Quote the data below in full, please, without altering anything.

[Figure contents as structured data]
--------------------------------------------------

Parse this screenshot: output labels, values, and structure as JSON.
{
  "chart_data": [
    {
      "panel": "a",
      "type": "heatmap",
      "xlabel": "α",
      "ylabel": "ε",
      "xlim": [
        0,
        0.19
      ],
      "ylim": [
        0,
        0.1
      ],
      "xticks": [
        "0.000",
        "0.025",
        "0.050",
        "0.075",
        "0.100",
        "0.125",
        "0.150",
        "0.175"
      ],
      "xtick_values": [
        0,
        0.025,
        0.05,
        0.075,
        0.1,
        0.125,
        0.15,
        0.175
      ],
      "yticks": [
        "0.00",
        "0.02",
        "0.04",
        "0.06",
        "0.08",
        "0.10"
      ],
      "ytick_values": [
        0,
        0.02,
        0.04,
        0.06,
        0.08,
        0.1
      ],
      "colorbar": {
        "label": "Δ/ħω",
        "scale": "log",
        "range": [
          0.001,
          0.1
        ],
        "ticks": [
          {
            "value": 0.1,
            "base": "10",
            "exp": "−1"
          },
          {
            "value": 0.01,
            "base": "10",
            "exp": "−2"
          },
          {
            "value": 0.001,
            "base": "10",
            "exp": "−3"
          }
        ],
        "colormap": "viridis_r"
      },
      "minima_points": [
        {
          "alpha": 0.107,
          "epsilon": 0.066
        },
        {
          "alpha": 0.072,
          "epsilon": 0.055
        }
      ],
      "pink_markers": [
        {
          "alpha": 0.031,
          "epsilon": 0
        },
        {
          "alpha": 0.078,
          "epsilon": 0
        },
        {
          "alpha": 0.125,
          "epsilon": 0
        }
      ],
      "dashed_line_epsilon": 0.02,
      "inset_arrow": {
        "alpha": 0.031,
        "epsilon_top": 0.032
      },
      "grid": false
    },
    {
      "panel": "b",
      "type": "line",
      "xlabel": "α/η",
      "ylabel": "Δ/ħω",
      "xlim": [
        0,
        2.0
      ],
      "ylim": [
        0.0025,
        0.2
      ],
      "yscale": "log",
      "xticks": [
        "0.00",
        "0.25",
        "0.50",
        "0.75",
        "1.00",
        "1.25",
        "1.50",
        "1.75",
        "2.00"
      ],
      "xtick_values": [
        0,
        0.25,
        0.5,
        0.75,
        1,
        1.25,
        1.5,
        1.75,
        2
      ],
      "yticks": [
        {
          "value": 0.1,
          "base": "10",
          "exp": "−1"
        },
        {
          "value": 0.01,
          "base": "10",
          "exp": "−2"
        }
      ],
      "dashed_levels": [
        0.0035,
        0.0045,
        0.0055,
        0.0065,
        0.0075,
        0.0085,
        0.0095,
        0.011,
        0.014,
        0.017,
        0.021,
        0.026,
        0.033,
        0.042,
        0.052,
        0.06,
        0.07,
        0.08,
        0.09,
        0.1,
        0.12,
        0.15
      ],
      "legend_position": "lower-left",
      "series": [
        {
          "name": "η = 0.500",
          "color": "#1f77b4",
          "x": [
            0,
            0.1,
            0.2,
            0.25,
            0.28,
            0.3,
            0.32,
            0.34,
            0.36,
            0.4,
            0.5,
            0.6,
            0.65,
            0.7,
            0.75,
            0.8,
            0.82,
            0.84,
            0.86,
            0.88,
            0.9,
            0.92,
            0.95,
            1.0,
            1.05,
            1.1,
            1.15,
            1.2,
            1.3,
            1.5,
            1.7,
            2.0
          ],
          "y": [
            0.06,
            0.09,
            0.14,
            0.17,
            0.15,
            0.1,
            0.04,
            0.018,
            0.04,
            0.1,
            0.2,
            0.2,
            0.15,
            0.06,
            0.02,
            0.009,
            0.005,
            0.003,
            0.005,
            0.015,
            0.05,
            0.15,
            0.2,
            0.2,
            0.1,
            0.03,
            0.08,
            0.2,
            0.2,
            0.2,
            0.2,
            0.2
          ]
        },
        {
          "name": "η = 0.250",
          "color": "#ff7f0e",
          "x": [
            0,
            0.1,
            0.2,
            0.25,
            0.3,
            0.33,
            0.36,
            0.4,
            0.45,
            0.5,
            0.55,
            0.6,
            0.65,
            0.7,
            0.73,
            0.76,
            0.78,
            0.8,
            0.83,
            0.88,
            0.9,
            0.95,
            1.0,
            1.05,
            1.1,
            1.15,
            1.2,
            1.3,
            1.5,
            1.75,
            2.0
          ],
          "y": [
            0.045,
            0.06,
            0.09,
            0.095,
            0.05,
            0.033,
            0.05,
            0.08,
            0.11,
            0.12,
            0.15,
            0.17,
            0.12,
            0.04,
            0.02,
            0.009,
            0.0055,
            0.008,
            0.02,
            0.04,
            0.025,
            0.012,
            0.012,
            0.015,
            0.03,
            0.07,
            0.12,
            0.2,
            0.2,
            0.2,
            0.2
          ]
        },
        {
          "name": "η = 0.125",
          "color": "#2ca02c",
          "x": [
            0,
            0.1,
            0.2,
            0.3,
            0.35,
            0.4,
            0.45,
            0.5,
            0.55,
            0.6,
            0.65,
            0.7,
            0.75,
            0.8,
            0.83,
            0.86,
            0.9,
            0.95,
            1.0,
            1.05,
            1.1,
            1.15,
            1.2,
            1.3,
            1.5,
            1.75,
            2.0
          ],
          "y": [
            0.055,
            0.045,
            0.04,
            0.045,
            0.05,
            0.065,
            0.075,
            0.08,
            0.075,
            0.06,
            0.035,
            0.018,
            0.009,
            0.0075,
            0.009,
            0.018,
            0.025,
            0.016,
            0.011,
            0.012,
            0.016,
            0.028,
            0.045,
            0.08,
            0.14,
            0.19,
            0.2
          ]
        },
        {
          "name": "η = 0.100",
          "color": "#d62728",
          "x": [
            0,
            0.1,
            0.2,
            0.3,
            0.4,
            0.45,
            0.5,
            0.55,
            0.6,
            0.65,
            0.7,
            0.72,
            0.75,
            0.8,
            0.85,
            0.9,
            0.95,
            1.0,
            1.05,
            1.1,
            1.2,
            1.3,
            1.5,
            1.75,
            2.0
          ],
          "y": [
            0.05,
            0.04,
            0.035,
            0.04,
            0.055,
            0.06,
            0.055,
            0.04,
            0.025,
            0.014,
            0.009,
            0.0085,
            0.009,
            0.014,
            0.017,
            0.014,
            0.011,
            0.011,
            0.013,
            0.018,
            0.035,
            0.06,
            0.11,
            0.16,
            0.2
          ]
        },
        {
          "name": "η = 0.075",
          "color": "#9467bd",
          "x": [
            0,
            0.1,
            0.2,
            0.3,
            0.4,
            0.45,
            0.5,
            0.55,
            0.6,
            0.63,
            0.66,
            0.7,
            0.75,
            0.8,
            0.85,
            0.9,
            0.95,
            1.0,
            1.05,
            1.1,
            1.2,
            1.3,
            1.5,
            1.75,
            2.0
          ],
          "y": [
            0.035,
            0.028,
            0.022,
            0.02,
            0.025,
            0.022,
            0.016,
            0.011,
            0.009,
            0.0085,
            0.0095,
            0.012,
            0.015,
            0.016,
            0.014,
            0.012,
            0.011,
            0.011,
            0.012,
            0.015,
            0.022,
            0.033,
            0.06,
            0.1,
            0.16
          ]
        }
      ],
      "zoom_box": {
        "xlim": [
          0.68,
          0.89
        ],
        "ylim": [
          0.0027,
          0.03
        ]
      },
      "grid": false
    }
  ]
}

--------------------------------------------------

■ ANSWER TO THE TASK ■
Parse this screenshot: output labels, values, and structure as JSON.
{
  "chart_data": [
    {
      "panel": "a",
      "type": "heatmap",
      "xlabel": "α",
      "ylabel": "ε",
      "xlim": [
        0,
        0.19
      ],
      "ylim": [
        0,
        0.1
      ],
      "xticks": [
        "0.000",
        "0.025",
        "0.050",
        "0.075",
        "0.100",
        "0.125",
        "0.150",
        "0.175"
      ],
      "xtick_values": [
        0,
        0.025,
        0.05,
        0.075,
        0.1,
        0.125,
        0.15,
        0.175
      ],
      "yticks": [
        "0.00",
        "0.02",
        "0.04",
        "0.06",
        "0.08",
        "0.10"
      ],
      "ytick_values": [
        0,
        0.02,
        0.04,
        0.06,
        0.08,
        0.1
      ],
      "colorbar": {
        "label": "Δ/ħω",
        "scale": "log",
        "range": [
          0.001,
          0.1
        ],
        "ticks": [
          {
            "value": 0.1,
            "base": "10",
            "exp": "−1"
          },
          {
            "value": 0.01,
            "base": "10",
            "exp": "−2"
          },
          {
            "value": 0.001,
            "base": "10",
            "exp": "−3"
          }
        ],
        "colormap": "viridis_r"
      },
      "minima_points": [
        {
          "alpha": 0.107,
          "epsilon": 0.066
        },
        {
          "alpha": 0.072,
          "epsilon": 0.055
        }
      ],
      "pink_markers": [
        {
          "alpha": 0.031,
          "epsilon": 0
        },
        {
          "alpha": 0.078,
          "epsilon": 0
        },
        {
          "alpha": 0.125,
          "epsilon": 0
        }
      ],
      "dashed_line_epsilon": 0.02,
      "inset_arrow": {
        "alpha": 0.031,
        "epsilon_top": 0.032
      },
      "grid": false
    },
    {
      "panel": "b",
      "type": "line",
      "xlabel": "α/η",
      "ylabel": "Δ/ħω",
      "xlim": [
        0,
        2.0
      ],
      "ylim": [
        0.0025,
        0.2
      ],
      "yscale": "log",
      "xticks": [
        "0.00",
        "0.25",
        "0.50",
        "0.75",
        "1.00",
        "1.25",
        "1.50",
        "1.75",
        "2.00"
      ],
      "xtick_values": [
        0,
        0.25,
        0.5,
        0.75,
        1,
        1.25,
        1.5,
        1.75,
        2
      ],
      "yticks": [
        {
          "value": 0.1,
          "base": "10",
          "exp": "−1"
        },
        {
          "value": 0.01,
          "base": "10",
          "exp": "−2"
        }
      ],
      "dashed_levels": [
        0.0035,
        0.0045,
        0.0055,
        0.0065,
        0.0075,
        0.0085,
        0.0095,
        0.011,
        0.014,
        0.017,
        0.021,
        0.026,
        0.033,
        0.042,
        0.052,
        0.06,
        0.07,
        0.08,
        0.09,
        0.1,
        0.12,
        0.15
      ],
      "legend_position": "lower-left",
      "series": [
        {
          "name": "η = 0.500",
          "color": "#1f77b4",
          "x": [
            0,
            0.1,
            0.2,
            0.25,
            0.28,
            0.3,
            0.32,
            0.34,
            0.36,
            0.4,
            0.5,
            0.6,
            0.65,
            0.7,
            0.75,
            0.8,
            0.82,
            0.84,
            0.86,
            0.88,
            0.9,
            0.92,
            0.95,
            1.0,
            1.05,
            1.1,
            1.15,
            1.2,
            1.3,
            1.5,
            1.7,
            2.0
          ],
          "y": [
            0.06,
            0.09,
            0.14,
            0.17,
            0.15,
            0.1,
            0.04,
            0.018,
            0.04,
            0.1,
            0.2,
            0.2,
            0.15,
            0.06,
            0.02,
            0.009,
            0.005,
            0.003,
            0.005,
            0.015,
            0.05,
            0.15,
            0.2,
            0.2,
            0.1,
            0.03,
            0.08,
            0.2,
            0.2,
            0.2,
            0.2,
            0.2
          ]
        },
        {
          "name": "η = 0.250",
          "color": "#ff7f0e",
          "x": [
            0,
            0.1,
            0.2,
            0.25,
            0.3,
            0.33,
            0.36,
            0.4,
            0.45,
            0.5,
            0.55,
            0.6,
            0.65,
            0.7,
            0.73,
            0.76,
            0.78,
            0.8,
            0.83,
            0.88,
            0.9,
            0.95,
            1.0,
            1.05,
            1.1,
            1.15,
            1.2,
            1.3,
            1.5,
            1.75,
            2.0
          ],
          "y": [
            0.045,
            0.06,
            0.09,
            0.095,
            0.05,
            0.033,
            0.05,
            0.08,
            0.11,
            0.12,
            0.15,
            0.17,
            0.12,
            0.04,
            0.02,
            0.009,
            0.0055,
            0.008,
            0.02,
            0.04,
            0.025,
            0.012,
            0.012,
            0.015,
            0.03,
            0.07,
            0.12,
            0.2,
            0.2,
            0.2,
            0.2
          ]
        },
        {
          "name": "η = 0.125",
          "color": "#2ca02c",
          "x": [
            0,
            0.1,
            0.2,
            0.3,
            0.35,
            0.4,
            0.45,
            0.5,
            0.55,
            0.6,
            0.65,
            0.7,
            0.75,
            0.8,
            0.83,
            0.86,
            0.9,
            0.95,
            1.0,
            1.05,
            1.1,
            1.15,
            1.2,
            1.3,
            1.5,
            1.75,
            2.0
          ],
          "y": [
            0.055,
            0.045,
            0.04,
            0.045,
            0.05,
            0.065,
            0.075,
            0.08,
            0.075,
            0.06,
            0.035,
            0.018,
            0.009,
            0.0075,
            0.009,
            0.018,
            0.025,
            0.016,
            0.011,
            0.012,
            0.016,
            0.028,
            0.045,
            0.08,
            0.14,
            0.19,
            0.2
          ]
        },
        {
          "name": "η = 0.100",
          "color": "#d62728",
          "x": [
            0,
            0.1,
            0.2,
            0.3,
            0.4,
            0.45,
            0.5,
            0.55,
            0.6,
            0.65,
            0.7,
            0.72,
            0.75,
            0.8,
            0.85,
            0.9,
            0.95,
            1.0,
            1.05,
            1.1,
            1.2,
            1.3,
            1.5,
            1.75,
            2.0
          ],
          "y": [
            0.05,
            0.04,
            0.035,
            0.04,
            0.055,
            0.06,
            0.055,
            0.04,
            0.025,
            0.014,
            0.009,
            0.0085,
            0.009,
            0.014,
            0.017,
            0.014,
            0.011,
            0.011,
            0.013,
            0.018,
            0.035,
            0.06,
            0.11,
            0.16,
            0.2
          ]
        },
        {
          "name": "η = 0.075",
          "color": "#9467bd",
          "x": [
            0,
            0.1,
            0.2,
            0.3,
            0.4,
            0.45,
            0.5,
            0.55,
            0.6,
            0.63,
            0.66,
            0.7,
            0.75,
            0.8,
            0.85,
            0.9,
            0.95,
            1.0,
            1.05,
            1.1,
            1.2,
            1.3,
            1.5,
            1.75,
            2.0
          ],
          "y": [
            0.035,
            0.028,
            0.022,
            0.02,
            0.025,
            0.022,
            0.016,
            0.011,
            0.009,
            0.0085,
            0.0095,
            0.012,
            0.015,
            0.016,
            0.014,
            0.012,
            0.011,
            0.011,
            0.012,
            0.015,
            0.022,
            0.033,
            0.06,
            0.1,
            0.16
          ]
        }
      ],
      "zoom_box": {
        "xlim": [
          0.68,
          0.89
        ],
        "ylim": [
          0.0027,
          0.03
        ]
      },
      "grid": false
    }
  ]
}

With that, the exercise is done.